-- Entries --
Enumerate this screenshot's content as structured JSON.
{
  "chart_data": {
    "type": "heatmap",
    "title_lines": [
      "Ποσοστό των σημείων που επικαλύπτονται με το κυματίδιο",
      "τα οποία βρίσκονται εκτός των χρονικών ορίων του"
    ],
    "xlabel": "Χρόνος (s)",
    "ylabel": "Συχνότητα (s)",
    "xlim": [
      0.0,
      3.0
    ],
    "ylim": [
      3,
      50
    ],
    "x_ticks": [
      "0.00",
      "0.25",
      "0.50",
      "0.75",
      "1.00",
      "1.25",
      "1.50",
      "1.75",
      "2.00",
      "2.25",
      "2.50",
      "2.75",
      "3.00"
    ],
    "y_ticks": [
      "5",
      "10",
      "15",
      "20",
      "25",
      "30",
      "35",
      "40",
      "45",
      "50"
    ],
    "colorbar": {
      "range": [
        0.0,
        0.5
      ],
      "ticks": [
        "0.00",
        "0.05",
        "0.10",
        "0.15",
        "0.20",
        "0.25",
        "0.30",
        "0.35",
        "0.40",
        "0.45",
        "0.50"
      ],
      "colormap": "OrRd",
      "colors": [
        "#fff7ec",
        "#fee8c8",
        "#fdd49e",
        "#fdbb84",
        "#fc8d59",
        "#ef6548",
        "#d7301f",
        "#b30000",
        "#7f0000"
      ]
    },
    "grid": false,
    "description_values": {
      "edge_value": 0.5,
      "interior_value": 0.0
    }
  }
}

-- Request --
Repeat each record exactly, leaving nothing out.

-- Task solution --
Enumerate this screenshot's content as structured JSON.
{
  "chart_data": {
    "type": "heatmap",
    "title_lines": [
      "Ποσοστό των σημείων που επικαλύπτονται με το κυματίδιο",
      "τα οποία βρίσκονται εκτός των χρονικών ορίων του"
    ],
    "xlabel": "Χρόνος (s)",
    "ylabel": "Συχνότητα (s)",
    "xlim": [
      0.0,
      3.0
    ],
    "ylim": [
      3,
      50
    ],
    "x_ticks": [
      "0.00",
      "0.25",
      "0.50",
      "0.75",
      "1.00",
      "1.25",
      "1.50",
      "1.75",
      "2.00",
      "2.25",
      "2.50",
      "2.75",
      "3.00"
    ],
    "y_ticks": [
      "5",
      "10",
      "15",
      "20",
      "25",
      "30",
      "35",
      "40",
      "45",
      "50"
    ],
    "colorbar": {
      "range": [
        0.0,
        0.5
      ],
      "ticks": [
        "0.00",
        "0.05",
        "0.10",
        "0.15",
        "0.20",
        "0.25",
        "0.30",
        "0.35",
        "0.40",
        "0.45",
        "0.50"
      ],
      "colormap": "OrRd",
      "colors": [
        "#fff7ec",
        "#fee8c8",
        "#fdd49e",
        "#fdbb84",
        "#fc8d59",
        "#ef6548",
        "#d7301f",
        "#b30000",
        "#7f0000"
      ]
    },
    "grid": false,
    "description_values": {
      "edge_value": 0.5,
      "interior_value": 0.0
    }
  }
}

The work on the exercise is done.